▶ _Task requirements_
Return every entry exactly as written.

▶ _Material for this task_
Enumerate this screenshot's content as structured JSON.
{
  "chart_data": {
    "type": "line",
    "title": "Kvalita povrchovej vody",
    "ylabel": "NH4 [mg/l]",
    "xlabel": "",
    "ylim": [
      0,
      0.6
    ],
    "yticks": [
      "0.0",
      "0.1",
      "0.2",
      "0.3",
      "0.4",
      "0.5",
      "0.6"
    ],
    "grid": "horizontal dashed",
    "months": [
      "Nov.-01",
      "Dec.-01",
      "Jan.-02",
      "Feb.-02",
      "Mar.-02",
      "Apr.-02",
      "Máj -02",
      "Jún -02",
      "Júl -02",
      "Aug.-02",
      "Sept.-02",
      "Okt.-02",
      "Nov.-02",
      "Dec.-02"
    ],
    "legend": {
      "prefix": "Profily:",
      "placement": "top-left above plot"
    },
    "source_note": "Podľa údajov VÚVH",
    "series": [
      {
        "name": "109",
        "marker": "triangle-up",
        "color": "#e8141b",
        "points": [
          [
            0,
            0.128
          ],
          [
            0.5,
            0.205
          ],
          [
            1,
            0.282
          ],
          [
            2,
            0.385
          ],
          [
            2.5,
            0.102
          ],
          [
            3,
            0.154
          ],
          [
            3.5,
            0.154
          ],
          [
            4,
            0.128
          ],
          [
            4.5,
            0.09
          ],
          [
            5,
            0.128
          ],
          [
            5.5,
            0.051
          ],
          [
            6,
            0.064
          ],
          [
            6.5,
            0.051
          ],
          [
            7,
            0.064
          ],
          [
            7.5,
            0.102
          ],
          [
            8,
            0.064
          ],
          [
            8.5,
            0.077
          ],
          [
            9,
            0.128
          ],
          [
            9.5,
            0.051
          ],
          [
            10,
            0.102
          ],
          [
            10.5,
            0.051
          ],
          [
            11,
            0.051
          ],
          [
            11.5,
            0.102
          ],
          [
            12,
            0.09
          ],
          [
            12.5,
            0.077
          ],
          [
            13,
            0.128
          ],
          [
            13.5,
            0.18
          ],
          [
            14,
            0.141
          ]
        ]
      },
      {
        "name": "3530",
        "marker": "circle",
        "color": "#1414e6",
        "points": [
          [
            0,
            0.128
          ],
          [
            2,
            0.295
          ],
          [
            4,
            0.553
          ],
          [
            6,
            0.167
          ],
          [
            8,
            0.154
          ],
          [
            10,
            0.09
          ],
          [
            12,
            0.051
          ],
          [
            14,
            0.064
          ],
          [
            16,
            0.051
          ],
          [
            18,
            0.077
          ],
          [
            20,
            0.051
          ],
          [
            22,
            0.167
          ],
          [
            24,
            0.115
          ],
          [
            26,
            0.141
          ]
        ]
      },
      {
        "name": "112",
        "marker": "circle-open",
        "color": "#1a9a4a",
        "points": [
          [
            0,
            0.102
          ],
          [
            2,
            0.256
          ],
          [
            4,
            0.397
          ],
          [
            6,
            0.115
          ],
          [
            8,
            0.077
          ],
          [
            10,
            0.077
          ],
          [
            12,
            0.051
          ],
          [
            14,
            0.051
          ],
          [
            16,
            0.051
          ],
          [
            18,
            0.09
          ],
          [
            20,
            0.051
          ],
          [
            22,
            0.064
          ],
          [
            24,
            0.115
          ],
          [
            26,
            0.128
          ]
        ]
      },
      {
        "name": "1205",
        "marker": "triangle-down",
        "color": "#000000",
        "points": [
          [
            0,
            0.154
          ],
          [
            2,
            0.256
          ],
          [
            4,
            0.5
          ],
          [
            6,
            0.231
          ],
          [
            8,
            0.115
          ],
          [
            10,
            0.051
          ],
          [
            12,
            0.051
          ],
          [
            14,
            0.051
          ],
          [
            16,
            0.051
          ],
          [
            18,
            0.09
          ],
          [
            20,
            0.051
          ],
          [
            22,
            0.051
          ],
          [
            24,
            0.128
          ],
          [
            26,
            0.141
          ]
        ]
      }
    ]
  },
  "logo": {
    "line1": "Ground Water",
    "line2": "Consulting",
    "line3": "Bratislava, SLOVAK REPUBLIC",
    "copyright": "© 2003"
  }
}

▶ _Completed task_
Enumerate this screenshot's content as structured JSON.
{
  "chart_data": {
    "type": "line",
    "title": "Kvalita povrchovej vody",
    "ylabel": "NH4 [mg/l]",
    "xlabel": "",
    "ylim": [
      0,
      0.6
    ],
    "yticks": [
      "0.0",
      "0.1",
      "0.2",
      "0.3",
      "0.4",
      "0.5",
      "0.6"
    ],
    "grid": "horizontal dashed",
    "months": [
      "Nov.-01",
      "Dec.-01",
      "Jan.-02",
      "Feb.-02",
      "Mar.-02",
      "Apr.-02",
      "Máj -02",
      "Jún -02",
      "Júl -02",
      "Aug.-02",
      "Sept.-02",
      "Okt.-02",
      "Nov.-02",
      "Dec.-02"
    ],
    "legend": {
      "prefix": "Profily:",
      "placement": "top-left above plot"
    },
    "source_note": "Podľa údajov VÚVH",
    "series": [
      {
        "name": "109",
        "marker": "triangle-up",
        "color": "#e8141b",
        "points": [
          [
            0,
            0.128
          ],
          [
            0.5,
            0.205
          ],
          [
            1,
            0.282
          ],
          [
            2,
            0.385
          ],
          [
            2.5,
            0.102
          ],
          [
            3,
            0.154
          ],
          [
            3.5,
            0.154
          ],
          [
            4,
            0.128
          ],
          [
            4.5,
            0.09
          ],
          [
            5,
            0.128
          ],
          [
            5.5,
            0.051
          ],
          [
            6,
            0.064
          ],
          [
            6.5,
            0.051
          ],
          [
            7,
            0.064
          ],
          [
            7.5,
            0.102
          ],
          [
            8,
            0.064
          ],
          [
            8.5,
            0.077
          ],
          [
            9,
            0.128
          ],
          [
            9.5,
            0.051
          ],
          [
            10,
            0.102
          ],
          [
            10.5,
            0.051
          ],
          [
            11,
            0.051
          ],
          [
            11.5,
            0.102
          ],
          [
            12,
            0.09
          ],
          [
            12.5,
            0.077
          ],
          [
            13,
            0.128
          ],
          [
            13.5,
            0.18
          ],
          [
            14,
            0.141
          ]
        ]
      },
      {
        "name": "3530",
        "marker": "circle",
        "color": "#1414e6",
        "points": [
          [
            0,
            0.128
          ],
          [
            2,
            0.295
          ],
          [
            4,
            0.553
          ],
          [
            6,
            0.167
          ],
          [
            8,
            0.154
          ],
          [
            10,
            0.09
          ],
          [
            12,
            0.051
          ],
          [
            14,
            0.064
          ],
          [
            16,
            0.051
          ],
          [
            18,
            0.077
          ],
          [
            20,
            0.051
          ],
          [
            22,
            0.167
          ],
          [
            24,
            0.115
          ],
          [
            26,
            0.141
          ]
        ]
      },
      {
        "name": "112",
        "marker": "circle-open",
        "color": "#1a9a4a",
        "points": [
          [
            0,
            0.102
          ],
          [
            2,
            0.256
          ],
          [
            4,
            0.397
          ],
          [
            6,
            0.115
          ],
          [
            8,
            0.077
          ],
          [
            10,
            0.077
          ],
          [
            12,
            0.051
          ],
          [
            14,
            0.051
          ],
          [
            16,
            0.051
          ],
          [
            18,
            0.09
          ],
          [
            20,
            0.051
          ],
          [
            22,
            0.064
          ],
          [
            24,
            0.115
          ],
          [
            26,
            0.128
          ]
        ]
      },
      {
        "name": "1205",
        "marker": "triangle-down",
        "color": "#000000",
        "points": [
          [
            0,
            0.154
          ],
          [
            2,
            0.256
          ],
          [
            4,
            0.5
          ],
          [
            6,
            0.231
          ],
          [
            8,
            0.115
          ],
          [
            10,
            0.051
          ],
          [
            12,
            0.051
          ],
          [
            14,
            0.051
          ],
          [
            16,
            0.051
          ],
          [
            18,
            0.09
          ],
          [
            20,
            0.051
          ],
          [
            22,
            0.051
          ],
          [
            24,
            0.128
          ],
          [
            26,
            0.141
          ]
        ]
      }
    ]
  },
  "logo": {
    "line1": "Ground Water",
    "line2": "Consulting",
    "line3": "Bratislava, SLOVAK REPUBLIC",
    "copyright": "© 2003"
  }
}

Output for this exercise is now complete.